* [Written exercise]: Look through the material below and count the lines with the string "Jaké". Report only the count.

Data items
——

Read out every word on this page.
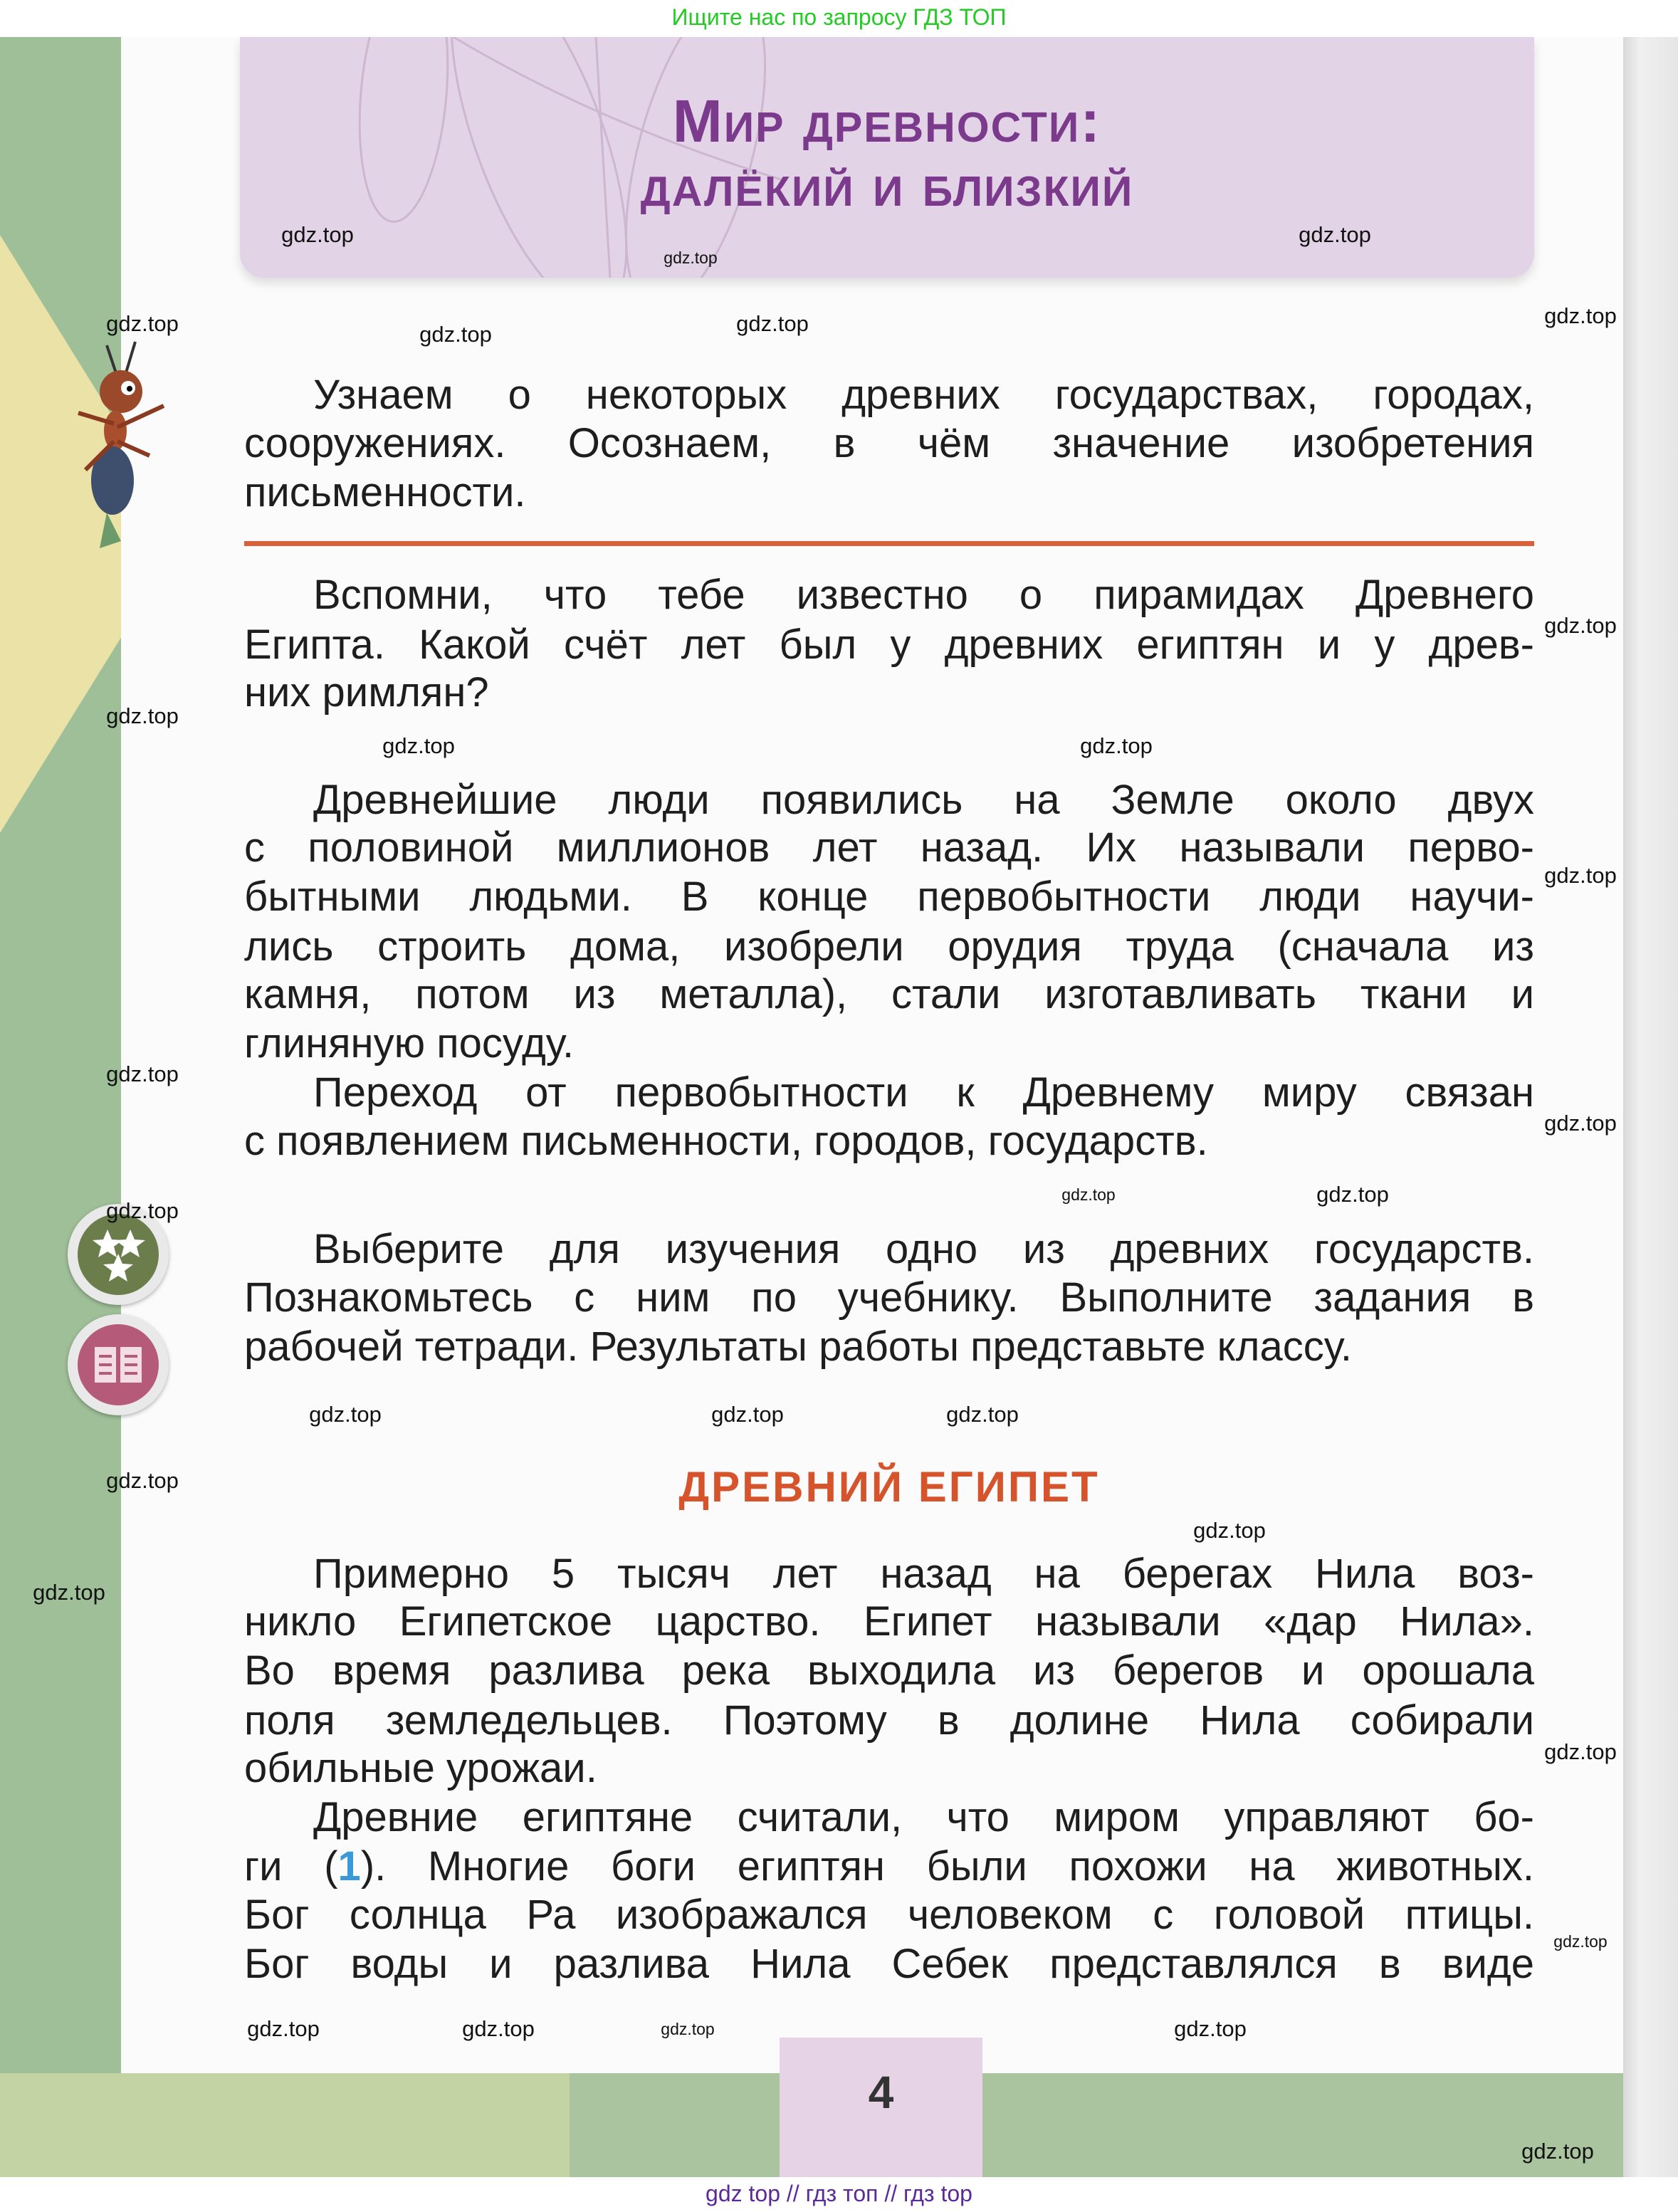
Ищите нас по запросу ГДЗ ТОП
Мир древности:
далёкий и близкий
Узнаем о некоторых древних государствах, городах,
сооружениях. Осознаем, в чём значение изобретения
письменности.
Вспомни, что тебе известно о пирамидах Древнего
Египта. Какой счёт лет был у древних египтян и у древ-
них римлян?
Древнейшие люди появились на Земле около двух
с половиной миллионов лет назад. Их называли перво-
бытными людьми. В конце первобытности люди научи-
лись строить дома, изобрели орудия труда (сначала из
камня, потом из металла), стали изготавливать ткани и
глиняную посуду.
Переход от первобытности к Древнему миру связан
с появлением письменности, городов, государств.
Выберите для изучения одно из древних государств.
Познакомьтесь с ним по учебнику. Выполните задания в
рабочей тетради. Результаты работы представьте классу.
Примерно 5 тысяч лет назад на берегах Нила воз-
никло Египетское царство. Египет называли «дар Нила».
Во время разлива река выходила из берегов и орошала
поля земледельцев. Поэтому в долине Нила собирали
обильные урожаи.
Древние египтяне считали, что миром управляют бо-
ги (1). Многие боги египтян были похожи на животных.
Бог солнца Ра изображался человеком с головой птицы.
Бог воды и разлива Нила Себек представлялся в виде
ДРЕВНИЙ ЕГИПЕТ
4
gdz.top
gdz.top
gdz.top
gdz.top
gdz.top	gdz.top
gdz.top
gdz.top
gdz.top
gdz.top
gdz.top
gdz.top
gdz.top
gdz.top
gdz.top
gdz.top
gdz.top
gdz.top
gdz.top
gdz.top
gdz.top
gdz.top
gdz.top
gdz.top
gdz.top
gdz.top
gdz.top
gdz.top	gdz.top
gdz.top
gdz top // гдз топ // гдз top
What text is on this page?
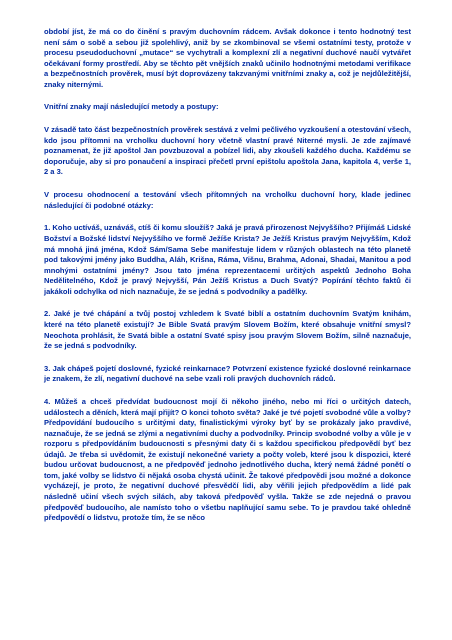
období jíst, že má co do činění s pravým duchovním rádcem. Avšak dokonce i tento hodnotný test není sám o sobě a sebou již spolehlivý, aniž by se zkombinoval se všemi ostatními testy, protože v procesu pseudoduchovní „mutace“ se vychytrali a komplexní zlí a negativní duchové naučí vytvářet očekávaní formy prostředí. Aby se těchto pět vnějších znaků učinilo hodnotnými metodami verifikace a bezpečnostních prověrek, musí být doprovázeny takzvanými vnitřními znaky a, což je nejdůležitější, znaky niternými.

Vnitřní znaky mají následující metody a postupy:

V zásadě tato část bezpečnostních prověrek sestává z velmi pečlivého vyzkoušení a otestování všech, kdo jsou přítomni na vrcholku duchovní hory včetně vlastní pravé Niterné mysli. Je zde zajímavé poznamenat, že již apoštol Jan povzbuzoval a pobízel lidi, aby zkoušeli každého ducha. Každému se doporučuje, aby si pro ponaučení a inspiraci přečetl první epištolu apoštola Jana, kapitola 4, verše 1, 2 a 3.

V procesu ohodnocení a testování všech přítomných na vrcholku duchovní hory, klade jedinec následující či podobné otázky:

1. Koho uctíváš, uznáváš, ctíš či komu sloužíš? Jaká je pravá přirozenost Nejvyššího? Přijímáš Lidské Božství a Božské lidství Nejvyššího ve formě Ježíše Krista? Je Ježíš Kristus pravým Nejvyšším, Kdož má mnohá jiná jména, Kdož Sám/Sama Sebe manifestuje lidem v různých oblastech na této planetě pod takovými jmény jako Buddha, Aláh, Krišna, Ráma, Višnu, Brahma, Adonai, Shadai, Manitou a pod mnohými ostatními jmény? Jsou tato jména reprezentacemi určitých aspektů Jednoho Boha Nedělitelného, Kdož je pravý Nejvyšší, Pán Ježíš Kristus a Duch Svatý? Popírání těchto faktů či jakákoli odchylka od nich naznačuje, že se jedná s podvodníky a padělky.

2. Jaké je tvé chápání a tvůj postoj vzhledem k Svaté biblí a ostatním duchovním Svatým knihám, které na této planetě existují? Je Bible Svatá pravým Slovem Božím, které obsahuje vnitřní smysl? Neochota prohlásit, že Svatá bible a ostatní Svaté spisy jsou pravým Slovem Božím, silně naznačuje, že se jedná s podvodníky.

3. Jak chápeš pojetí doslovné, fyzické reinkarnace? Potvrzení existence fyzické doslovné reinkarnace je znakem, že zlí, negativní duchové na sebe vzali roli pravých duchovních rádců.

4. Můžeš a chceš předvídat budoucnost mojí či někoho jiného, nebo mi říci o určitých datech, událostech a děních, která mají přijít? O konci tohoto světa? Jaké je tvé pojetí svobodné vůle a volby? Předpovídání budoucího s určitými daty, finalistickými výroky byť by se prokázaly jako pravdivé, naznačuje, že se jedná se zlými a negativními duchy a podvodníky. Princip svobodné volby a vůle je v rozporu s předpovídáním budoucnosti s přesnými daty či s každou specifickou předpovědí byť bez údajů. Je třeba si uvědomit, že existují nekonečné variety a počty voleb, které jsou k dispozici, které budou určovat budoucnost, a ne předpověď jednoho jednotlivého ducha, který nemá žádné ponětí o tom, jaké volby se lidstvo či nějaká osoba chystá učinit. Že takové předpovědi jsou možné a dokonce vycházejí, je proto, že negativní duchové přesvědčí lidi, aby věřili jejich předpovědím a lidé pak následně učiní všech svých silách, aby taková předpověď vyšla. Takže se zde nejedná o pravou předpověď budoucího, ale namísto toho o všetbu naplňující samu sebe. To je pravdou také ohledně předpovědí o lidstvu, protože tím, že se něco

——

* [Reply]: 2